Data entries
= = = =
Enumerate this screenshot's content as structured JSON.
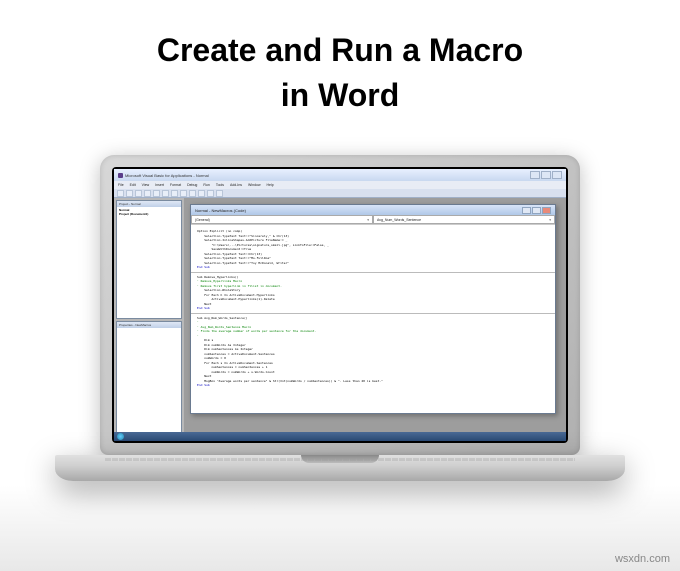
{
  "heading": {
    "line1": "Create and Run a Macro",
    "line2": "in Word"
  },
  "watermark": "wsxdn.com",
  "vba": {
    "title": "Microsoft Visual Basic for Applications - Normal",
    "menu": [
      "File",
      "Edit",
      "View",
      "Insert",
      "Format",
      "Debug",
      "Run",
      "Tools",
      "Add-Ins",
      "Window",
      "Help"
    ],
    "project_panel_title": "Project - Normal",
    "tree": [
      "Normal",
      "Project (Document1)"
    ],
    "props_panel_title": "Properties - NewMacros",
    "code_window_title": "Normal - NewMacros (Code)",
    "object_dropdown": "(General)",
    "proc_dropdown": "Avg_Num_Words_Sentence",
    "code_lines": [
      {
        "t": "Option Explicit (no comp)",
        "c": "black"
      },
      {
        "t": "    Selection.TypeText Text:=\"Sincerely,\" & Chr(13)",
        "c": "black"
      },
      {
        "t": "    Selection.InlineShapes.AddPicture FileName:= _",
        "c": "black"
      },
      {
        "t": "        \"C:\\Users\\...\\Pictures\\signature_small.jpg\", LinkToFile:=False, _",
        "c": "black"
      },
      {
        "t": "        SaveWithDocument:=True",
        "c": "black"
      },
      {
        "t": "    Selection.TypeText Text:=Chr(13)",
        "c": "black"
      },
      {
        "t": "    Selection.TypeText Text:=\"Ms.FullDoe\"",
        "c": "black"
      },
      {
        "t": "    Selection.TypeText Text:=\"Toy McDonald, Writer\"",
        "c": "black"
      },
      {
        "t": "End Sub",
        "c": "blue"
      },
      {
        "t": "Sub Remove_Hyperlinks()",
        "c": "black"
      },
      {
        "t": "",
        "c": "black"
      },
      {
        "t": "' Remove_Hyperlinks Macro",
        "c": "green"
      },
      {
        "t": "' Remove first hyperlink in fllist in document.",
        "c": "green"
      },
      {
        "t": "    Selection.WholeStory",
        "c": "black"
      },
      {
        "t": "    For Each h In ActiveDocument.Hyperlinks",
        "c": "black"
      },
      {
        "t": "        ActiveDocument.Hyperlinks(1).Delete",
        "c": "black"
      },
      {
        "t": "    Next",
        "c": "black"
      },
      {
        "t": "End Sub",
        "c": "blue"
      },
      {
        "t": "Sub Avg_Num_Words_Sentence()",
        "c": "black"
      },
      {
        "t": "'",
        "c": "green"
      },
      {
        "t": "' Avg_Num_Words_Sentence Macro",
        "c": "green"
      },
      {
        "t": "' Finds the average number of words per sentence for the document.",
        "c": "green"
      },
      {
        "t": "'",
        "c": "green"
      },
      {
        "t": "    Dim s",
        "c": "black"
      },
      {
        "t": "    Dim numWords As Integer",
        "c": "black"
      },
      {
        "t": "    Dim numSentences As Integer",
        "c": "black"
      },
      {
        "t": "    numSentences = ActiveDocument.Sentences",
        "c": "black"
      },
      {
        "t": "    numWords = 0",
        "c": "black"
      },
      {
        "t": "    For Each s In ActiveDocument.Sentences",
        "c": "black"
      },
      {
        "t": "        numSentences = numSentences + 1",
        "c": "black"
      },
      {
        "t": "        numWords = numWords + s.Words.Count",
        "c": "black"
      },
      {
        "t": "    Next",
        "c": "black"
      },
      {
        "t": "    MsgBox \"Average words per sentence\" & Str(Int(numWords / numSentences)) & \". Less than 20 is best.\"",
        "c": "black"
      },
      {
        "t": "End Sub",
        "c": "blue"
      }
    ]
  }
}
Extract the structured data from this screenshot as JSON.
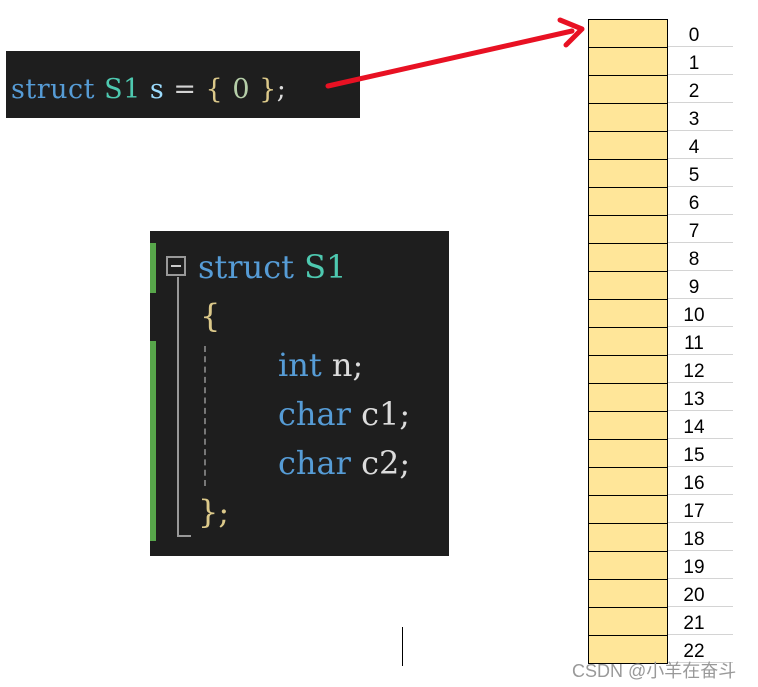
= = = =
## PROMPT
Working from the listing above, pick out every line that has "Each" and copy it.

## CORRECT RESULT
        "t": "    For Each h In ActiveDocument.Hyperlinks",
        "t": "    For Each s In ActiveDocument.Sentences",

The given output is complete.